* Exercise brief:
From top to bottom, reproduce the listing without a single change.

*** Begin section ***

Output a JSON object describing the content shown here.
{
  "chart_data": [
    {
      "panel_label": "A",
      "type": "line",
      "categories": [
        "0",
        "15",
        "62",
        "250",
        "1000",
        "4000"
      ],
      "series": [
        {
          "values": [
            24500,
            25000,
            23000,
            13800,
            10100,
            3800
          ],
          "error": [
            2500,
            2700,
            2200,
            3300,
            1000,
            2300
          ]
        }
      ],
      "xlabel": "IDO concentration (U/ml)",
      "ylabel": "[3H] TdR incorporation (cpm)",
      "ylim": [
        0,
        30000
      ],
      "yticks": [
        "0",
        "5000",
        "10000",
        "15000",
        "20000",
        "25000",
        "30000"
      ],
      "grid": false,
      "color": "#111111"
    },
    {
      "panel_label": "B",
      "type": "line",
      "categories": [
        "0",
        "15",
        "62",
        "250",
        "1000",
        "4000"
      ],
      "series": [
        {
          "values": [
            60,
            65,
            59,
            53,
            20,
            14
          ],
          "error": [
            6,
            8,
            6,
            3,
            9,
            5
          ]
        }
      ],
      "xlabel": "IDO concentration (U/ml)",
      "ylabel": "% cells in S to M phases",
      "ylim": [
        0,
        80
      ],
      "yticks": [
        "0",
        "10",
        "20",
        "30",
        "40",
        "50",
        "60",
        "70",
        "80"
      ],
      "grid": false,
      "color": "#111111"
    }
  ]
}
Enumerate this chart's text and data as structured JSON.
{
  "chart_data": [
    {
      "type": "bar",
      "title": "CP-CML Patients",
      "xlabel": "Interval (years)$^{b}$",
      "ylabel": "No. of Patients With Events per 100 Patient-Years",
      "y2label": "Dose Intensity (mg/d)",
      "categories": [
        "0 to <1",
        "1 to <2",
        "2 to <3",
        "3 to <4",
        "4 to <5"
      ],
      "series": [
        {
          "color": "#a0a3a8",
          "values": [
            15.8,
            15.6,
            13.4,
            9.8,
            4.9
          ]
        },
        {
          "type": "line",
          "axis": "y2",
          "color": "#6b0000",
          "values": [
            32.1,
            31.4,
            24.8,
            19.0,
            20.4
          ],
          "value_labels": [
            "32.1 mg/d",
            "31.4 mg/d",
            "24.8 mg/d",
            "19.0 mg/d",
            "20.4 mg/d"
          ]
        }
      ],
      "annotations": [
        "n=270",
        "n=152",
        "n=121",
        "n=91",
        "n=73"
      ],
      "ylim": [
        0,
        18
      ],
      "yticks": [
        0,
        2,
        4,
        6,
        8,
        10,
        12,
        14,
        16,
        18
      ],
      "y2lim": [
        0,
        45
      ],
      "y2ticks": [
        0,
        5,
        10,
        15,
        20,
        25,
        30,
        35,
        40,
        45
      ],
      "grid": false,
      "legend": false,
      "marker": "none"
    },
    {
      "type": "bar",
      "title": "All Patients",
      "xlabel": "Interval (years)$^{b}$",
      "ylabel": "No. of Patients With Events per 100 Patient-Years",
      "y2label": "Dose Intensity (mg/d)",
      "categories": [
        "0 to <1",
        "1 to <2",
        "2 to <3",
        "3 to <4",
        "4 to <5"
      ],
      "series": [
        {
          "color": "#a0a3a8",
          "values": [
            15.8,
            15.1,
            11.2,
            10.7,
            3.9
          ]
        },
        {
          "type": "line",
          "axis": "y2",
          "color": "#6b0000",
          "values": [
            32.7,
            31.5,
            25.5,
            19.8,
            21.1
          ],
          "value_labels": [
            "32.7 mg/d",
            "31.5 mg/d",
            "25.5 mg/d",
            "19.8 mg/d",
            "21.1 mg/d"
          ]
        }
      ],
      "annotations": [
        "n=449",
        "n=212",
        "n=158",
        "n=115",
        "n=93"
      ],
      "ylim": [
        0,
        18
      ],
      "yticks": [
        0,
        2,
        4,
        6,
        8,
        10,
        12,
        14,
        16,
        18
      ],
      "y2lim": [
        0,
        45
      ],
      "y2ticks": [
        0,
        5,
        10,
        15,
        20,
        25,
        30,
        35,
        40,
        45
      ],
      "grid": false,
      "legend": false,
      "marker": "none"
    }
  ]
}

*** End section ***

* Solution below:
Output a JSON object describing the content shown here.
{
  "chart_data": [
    {
      "panel_label": "A",
      "type": "line",
      "categories": [
        "0",
        "15",
        "62",
        "250",
        "1000",
        "4000"
      ],
      "series": [
        {
          "values": [
            24500,
            25000,
            23000,
            13800,
            10100,
            3800
          ],
          "error": [
            2500,
            2700,
            2200,
            3300,
            1000,
            2300
          ]
        }
      ],
      "xlabel": "IDO concentration (U/ml)",
      "ylabel": "[3H] TdR incorporation (cpm)",
      "ylim": [
        0,
        30000
      ],
      "yticks": [
        "0",
        "5000",
        "10000",
        "15000",
        "20000",
        "25000",
        "30000"
      ],
      "grid": false,
      "color": "#111111"
    },
    {
      "panel_label": "B",
      "type": "line",
      "categories": [
        "0",
        "15",
        "62",
        "250",
        "1000",
        "4000"
      ],
      "series": [
        {
          "values": [
            60,
            65,
            59,
            53,
            20,
            14
          ],
          "error": [
            6,
            8,
            6,
            3,
            9,
            5
          ]
        }
      ],
      "xlabel": "IDO concentration (U/ml)",
      "ylabel": "% cells in S to M phases",
      "ylim": [
        0,
        80
      ],
      "yticks": [
        "0",
        "10",
        "20",
        "30",
        "40",
        "50",
        "60",
        "70",
        "80"
      ],
      "grid": false,
      "color": "#111111"
    }
  ]
}
Enumerate this chart's text and data as structured JSON.
{
  "chart_data": [
    {
      "type": "bar",
      "title": "CP-CML Patients",
      "xlabel": "Interval (years)$^{b}$",
      "ylabel": "No. of Patients With Events per 100 Patient-Years",
      "y2label": "Dose Intensity (mg/d)",
      "categories": [
        "0 to <1",
        "1 to <2",
        "2 to <3",
        "3 to <4",
        "4 to <5"
      ],
      "series": [
        {
          "color": "#a0a3a8",
          "values": [
            15.8,
            15.6,
            13.4,
            9.8,
            4.9
          ]
        },
        {
          "type": "line",
          "axis": "y2",
          "color": "#6b0000",
          "values": [
            32.1,
            31.4,
            24.8,
            19.0,
            20.4
          ],
          "value_labels": [
            "32.1 mg/d",
            "31.4 mg/d",
            "24.8 mg/d",
            "19.0 mg/d",
            "20.4 mg/d"
          ]
        }
      ],
      "annotations": [
        "n=270",
        "n=152",
        "n=121",
        "n=91",
        "n=73"
      ],
      "ylim": [
        0,
        18
      ],
      "yticks": [
        0,
        2,
        4,
        6,
        8,
        10,
        12,
        14,
        16,
        18
      ],
      "y2lim": [
        0,
        45
      ],
      "y2ticks": [
        0,
        5,
        10,
        15,
        20,
        25,
        30,
        35,
        40,
        45
      ],
      "grid": false,
      "legend": false,
      "marker": "none"
    },
    {
      "type": "bar",
      "title": "All Patients",
      "xlabel": "Interval (years)$^{b}$",
      "ylabel": "No. of Patients With Events per 100 Patient-Years",
      "y2label": "Dose Intensity (mg/d)",
      "categories": [
        "0 to <1",
        "1 to <2",
        "2 to <3",
        "3 to <4",
        "4 to <5"
      ],
      "series": [
        {
          "color": "#a0a3a8",
          "values": [
            15.8,
            15.1,
            11.2,
            10.7,
            3.9
          ]
        },
        {
          "type": "line",
          "axis": "y2",
          "color": "#6b0000",
          "values": [
            32.7,
            31.5,
            25.5,
            19.8,
            21.1
          ],
          "value_labels": [
            "32.7 mg/d",
            "31.5 mg/d",
            "25.5 mg/d",
            "19.8 mg/d",
            "21.1 mg/d"
          ]
        }
      ],
      "annotations": [
        "n=449",
        "n=212",
        "n=158",
        "n=115",
        "n=93"
      ],
      "ylim": [
        0,
        18
      ],
      "yticks": [
        0,
        2,
        4,
        6,
        8,
        10,
        12,
        14,
        16,
        18
      ],
      "y2lim": [
        0,
        45
      ],
      "y2ticks": [
        0,
        5,
        10,
        15,
        20,
        25,
        30,
        35,
        40,
        45
      ],
      "grid": false,
      "legend": false,
      "marker": "none"
    }
  ]
}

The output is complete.